┌─ Material provided

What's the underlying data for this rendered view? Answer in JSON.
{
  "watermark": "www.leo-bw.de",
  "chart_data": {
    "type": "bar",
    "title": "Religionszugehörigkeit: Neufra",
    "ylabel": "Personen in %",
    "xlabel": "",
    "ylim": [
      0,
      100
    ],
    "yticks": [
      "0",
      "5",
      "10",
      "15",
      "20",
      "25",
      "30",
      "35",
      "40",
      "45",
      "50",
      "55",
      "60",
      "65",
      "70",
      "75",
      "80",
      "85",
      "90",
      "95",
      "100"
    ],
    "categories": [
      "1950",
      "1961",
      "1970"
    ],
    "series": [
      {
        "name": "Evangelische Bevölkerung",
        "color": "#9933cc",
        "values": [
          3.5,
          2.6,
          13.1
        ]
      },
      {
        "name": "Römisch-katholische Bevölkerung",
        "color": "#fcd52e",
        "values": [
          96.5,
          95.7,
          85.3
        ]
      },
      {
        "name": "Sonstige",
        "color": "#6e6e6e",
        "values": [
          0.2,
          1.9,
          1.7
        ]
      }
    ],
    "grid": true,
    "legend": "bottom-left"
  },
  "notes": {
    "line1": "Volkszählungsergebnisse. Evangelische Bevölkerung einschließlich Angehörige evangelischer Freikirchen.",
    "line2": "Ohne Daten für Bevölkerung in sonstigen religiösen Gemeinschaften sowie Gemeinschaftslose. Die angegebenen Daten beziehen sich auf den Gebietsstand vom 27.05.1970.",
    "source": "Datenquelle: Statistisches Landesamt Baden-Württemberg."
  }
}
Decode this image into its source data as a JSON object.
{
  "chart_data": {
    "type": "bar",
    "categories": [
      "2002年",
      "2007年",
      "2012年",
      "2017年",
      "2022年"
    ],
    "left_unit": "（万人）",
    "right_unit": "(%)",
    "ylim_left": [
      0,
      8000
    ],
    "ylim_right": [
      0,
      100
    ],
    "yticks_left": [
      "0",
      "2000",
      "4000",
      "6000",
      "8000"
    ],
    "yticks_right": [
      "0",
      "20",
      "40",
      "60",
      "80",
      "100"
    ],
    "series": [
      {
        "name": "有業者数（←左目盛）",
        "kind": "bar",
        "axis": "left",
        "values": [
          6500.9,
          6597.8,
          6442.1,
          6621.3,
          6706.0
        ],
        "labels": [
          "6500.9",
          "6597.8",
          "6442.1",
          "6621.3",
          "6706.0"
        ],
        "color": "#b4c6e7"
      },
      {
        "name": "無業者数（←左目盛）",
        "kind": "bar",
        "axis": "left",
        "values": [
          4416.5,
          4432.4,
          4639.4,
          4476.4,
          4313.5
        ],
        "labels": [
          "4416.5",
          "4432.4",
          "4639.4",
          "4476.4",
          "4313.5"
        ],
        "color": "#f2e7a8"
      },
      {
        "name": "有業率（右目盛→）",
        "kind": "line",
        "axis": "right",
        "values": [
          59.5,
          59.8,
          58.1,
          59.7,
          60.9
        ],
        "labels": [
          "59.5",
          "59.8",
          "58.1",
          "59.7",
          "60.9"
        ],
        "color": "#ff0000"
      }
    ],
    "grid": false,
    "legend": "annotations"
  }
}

└─

Written exercise —
Search the listing for the word "color". Copy every line in which it occurs.

Answer —
        "color": "#9933cc",
        "color": "#fcd52e",
        "color": "#6e6e6e",
        "color": "#b4c6e7"
        "color": "#f2e7a8"
        "color": "#ff0000"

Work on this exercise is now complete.